Request =>
Exactly repeat all the records below, omitting the images they hold.

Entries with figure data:

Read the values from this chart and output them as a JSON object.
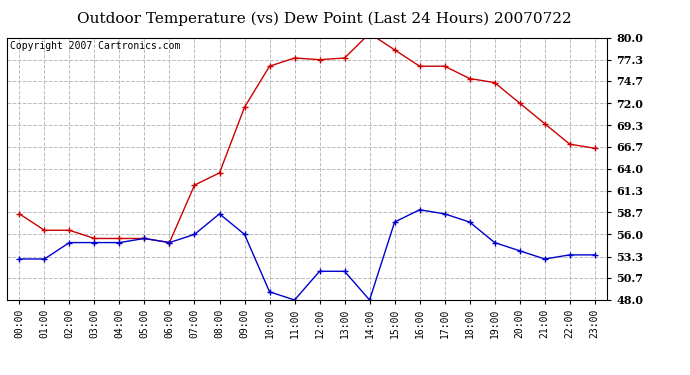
{
  "title": "Outdoor Temperature (vs) Dew Point (Last 24 Hours) 20070722",
  "copyright": "Copyright 2007 Cartronics.com",
  "hours": [
    "00:00",
    "01:00",
    "02:00",
    "03:00",
    "04:00",
    "05:00",
    "06:00",
    "07:00",
    "08:00",
    "09:00",
    "10:00",
    "11:00",
    "12:00",
    "13:00",
    "14:00",
    "15:00",
    "16:00",
    "17:00",
    "18:00",
    "19:00",
    "20:00",
    "21:00",
    "22:00",
    "23:00"
  ],
  "temp": [
    58.5,
    56.5,
    56.5,
    55.5,
    55.5,
    55.5,
    55.0,
    62.0,
    63.5,
    71.5,
    76.5,
    77.5,
    77.3,
    77.5,
    80.5,
    78.5,
    76.5,
    76.5,
    75.0,
    74.5,
    72.0,
    69.5,
    67.0,
    66.5
  ],
  "dew": [
    53.0,
    53.0,
    55.0,
    55.0,
    55.0,
    55.5,
    55.0,
    56.0,
    58.5,
    56.0,
    49.0,
    48.0,
    51.5,
    51.5,
    48.0,
    57.5,
    59.0,
    58.5,
    57.5,
    55.0,
    54.0,
    53.0,
    53.5,
    53.5
  ],
  "ylim": [
    48.0,
    80.0
  ],
  "yticks": [
    48.0,
    50.7,
    53.3,
    56.0,
    58.7,
    61.3,
    64.0,
    66.7,
    69.3,
    72.0,
    74.7,
    77.3,
    80.0
  ],
  "temp_color": "#cc0000",
  "dew_color": "#0000cc",
  "bg_color": "#ffffff",
  "grid_color": "#bbbbbb",
  "title_fontsize": 11,
  "copyright_fontsize": 7,
  "tick_fontsize": 8,
  "xtick_fontsize": 7
}
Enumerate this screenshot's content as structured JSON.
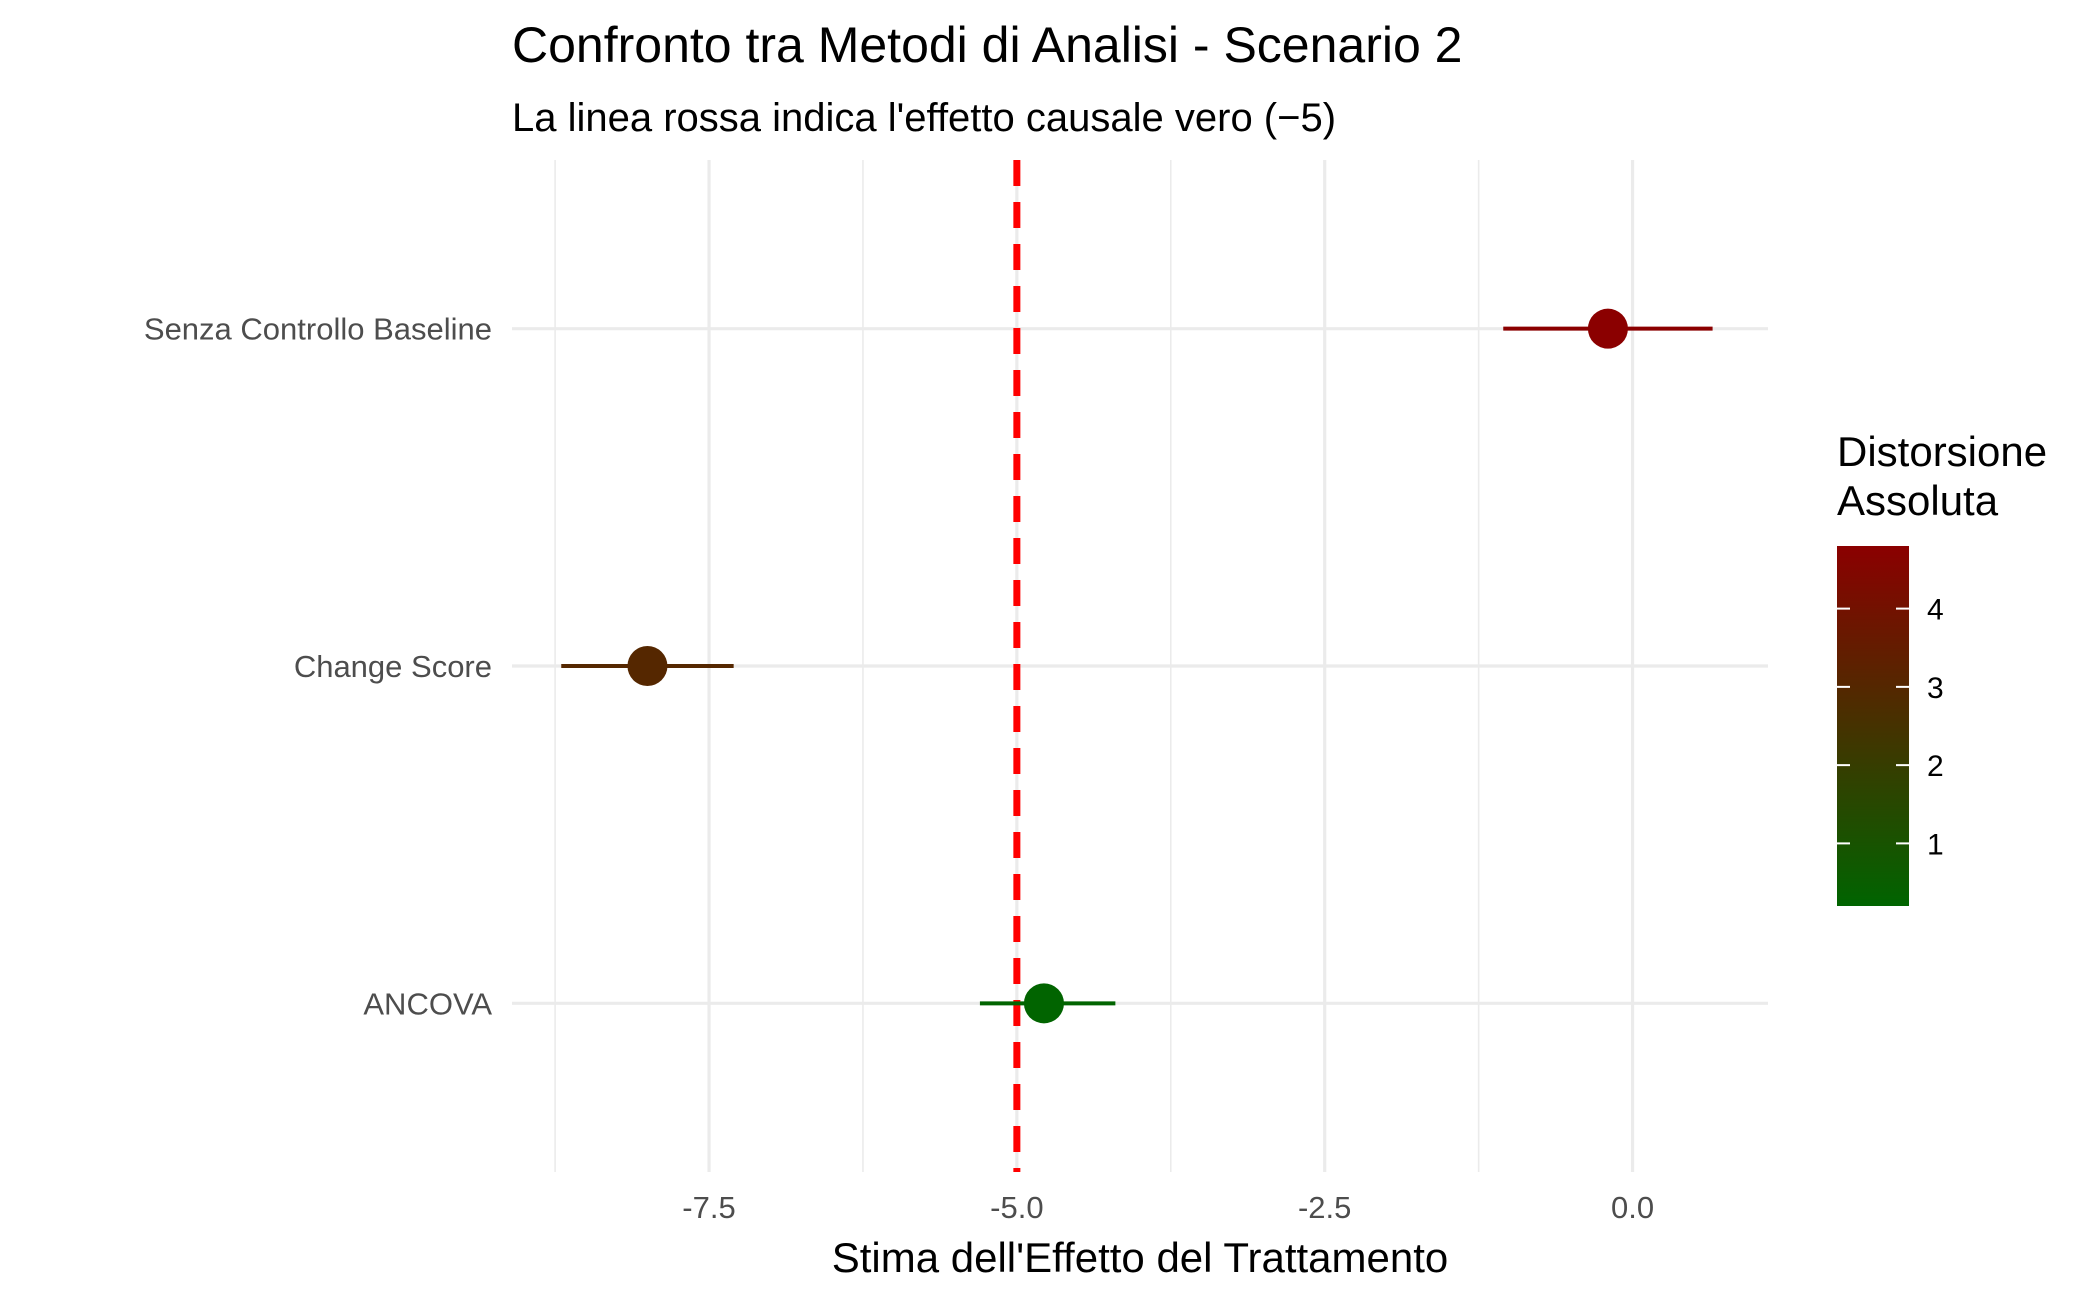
{
  "chart_data": {
    "type": "scatter",
    "subtype": "dot-and-whisker",
    "title": "Confronto tra Metodi di Analisi - Scenario 2",
    "subtitle": "La linea rossa indica l'effetto causale vero (−5)",
    "xlabel": "Stima dell'Effetto del Trattamento",
    "ylabel": "",
    "xlim": [
      -9.1,
      1.1
    ],
    "x_ticks": [
      -7.5,
      -5.0,
      -2.5,
      0.0
    ],
    "x_tick_labels": [
      "-7.5",
      "-5.0",
      "-2.5",
      "0.0"
    ],
    "grid": true,
    "reference_line": {
      "x": -5,
      "color": "#ff0000",
      "style": "dashed"
    },
    "categories": [
      "Senza Controllo Baseline",
      "Change Score",
      "ANCOVA"
    ],
    "points": [
      {
        "method": "Senza Controllo Baseline",
        "estimate": -0.2,
        "ci_low": -1.05,
        "ci_high": 0.65,
        "abs_bias": 4.8
      },
      {
        "method": "Change Score",
        "estimate": -8.0,
        "ci_low": -8.7,
        "ci_high": -7.3,
        "abs_bias": 3.0
      },
      {
        "method": "ANCOVA",
        "estimate": -4.78,
        "ci_low": -5.3,
        "ci_high": -4.2,
        "abs_bias": 0.22
      }
    ],
    "legend": {
      "title_lines": [
        "Distorsione",
        "Assoluta"
      ],
      "placement": "right",
      "scale_min": 0.2,
      "scale_max": 4.8,
      "ticks": [
        1,
        2,
        3,
        4
      ],
      "tick_labels": [
        "1",
        "2",
        "3",
        "4"
      ],
      "color_low": "#006400",
      "color_high": "#8b0000"
    }
  }
}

Final answer =>
Read the values from this chart and output them as a JSON object.
{
  "title": "Outdoor Temperature (vs) Dew Point (Last 24 Hours) 20070722",
  "copyright": "Copyright 2007 Cartronics.com",
  "hours": [
    "00:00",
    "01:00",
    "02:00",
    "03:00",
    "04:00",
    "05:00",
    "06:00",
    "07:00",
    "08:00",
    "09:00",
    "10:00",
    "11:00",
    "12:00",
    "13:00",
    "14:00",
    "15:00",
    "16:00",
    "17:00",
    "18:00",
    "19:00",
    "20:00",
    "21:00",
    "22:00",
    "23:00"
  ],
  "temp": [
    58.5,
    56.5,
    56.5,
    55.5,
    55.5,
    55.5,
    55.0,
    62.0,
    63.5,
    71.5,
    76.5,
    77.5,
    77.3,
    77.5,
    80.5,
    78.5,
    76.5,
    76.5,
    75.0,
    74.5,
    72.0,
    69.5,
    67.0,
    66.5
  ],
  "dew": [
    53.0,
    53.0,
    55.0,
    55.0,
    55.0,
    55.5,
    55.0,
    56.0,
    58.5,
    56.0,
    49.0,
    48.0,
    51.5,
    51.5,
    48.0,
    57.5,
    59.0,
    58.5,
    57.5,
    55.0,
    54.0,
    53.0,
    53.5,
    53.5
  ],
  "ylim": [
    48.0,
    80.0
  ],
  "yticks": [
    48.0,
    50.7,
    53.3,
    56.0,
    58.7,
    61.3,
    64.0,
    66.7,
    69.3,
    72.0,
    74.7,
    77.3,
    80.0
  ],
  "temp_color": "#cc0000",
  "dew_color": "#0000cc",
  "bg_color": "#ffffff",
  "grid_color": "#bbbbbb",
  "title_fontsize": 11,
  "copyright_fontsize": 7,
  "tick_fontsize": 8,
  "xtick_fontsize": 7
}
Enumerate this screenshot's content as structured JSON.
{
  "chart_data": {
    "type": "scatter",
    "subtype": "dot-and-whisker",
    "title": "Confronto tra Metodi di Analisi - Scenario 2",
    "subtitle": "La linea rossa indica l'effetto causale vero (−5)",
    "xlabel": "Stima dell'Effetto del Trattamento",
    "ylabel": "",
    "xlim": [
      -9.1,
      1.1
    ],
    "x_ticks": [
      -7.5,
      -5.0,
      -2.5,
      0.0
    ],
    "x_tick_labels": [
      "-7.5",
      "-5.0",
      "-2.5",
      "0.0"
    ],
    "grid": true,
    "reference_line": {
      "x": -5,
      "color": "#ff0000",
      "style": "dashed"
    },
    "categories": [
      "Senza Controllo Baseline",
      "Change Score",
      "ANCOVA"
    ],
    "points": [
      {
        "method": "Senza Controllo Baseline",
        "estimate": -0.2,
        "ci_low": -1.05,
        "ci_high": 0.65,
        "abs_bias": 4.8
      },
      {
        "method": "Change Score",
        "estimate": -8.0,
        "ci_low": -8.7,
        "ci_high": -7.3,
        "abs_bias": 3.0
      },
      {
        "method": "ANCOVA",
        "estimate": -4.78,
        "ci_low": -5.3,
        "ci_high": -4.2,
        "abs_bias": 0.22
      }
    ],
    "legend": {
      "title_lines": [
        "Distorsione",
        "Assoluta"
      ],
      "placement": "right",
      "scale_min": 0.2,
      "scale_max": 4.8,
      "ticks": [
        1,
        2,
        3,
        4
      ],
      "tick_labels": [
        "1",
        "2",
        "3",
        "4"
      ],
      "color_low": "#006400",
      "color_high": "#8b0000"
    }
  }
}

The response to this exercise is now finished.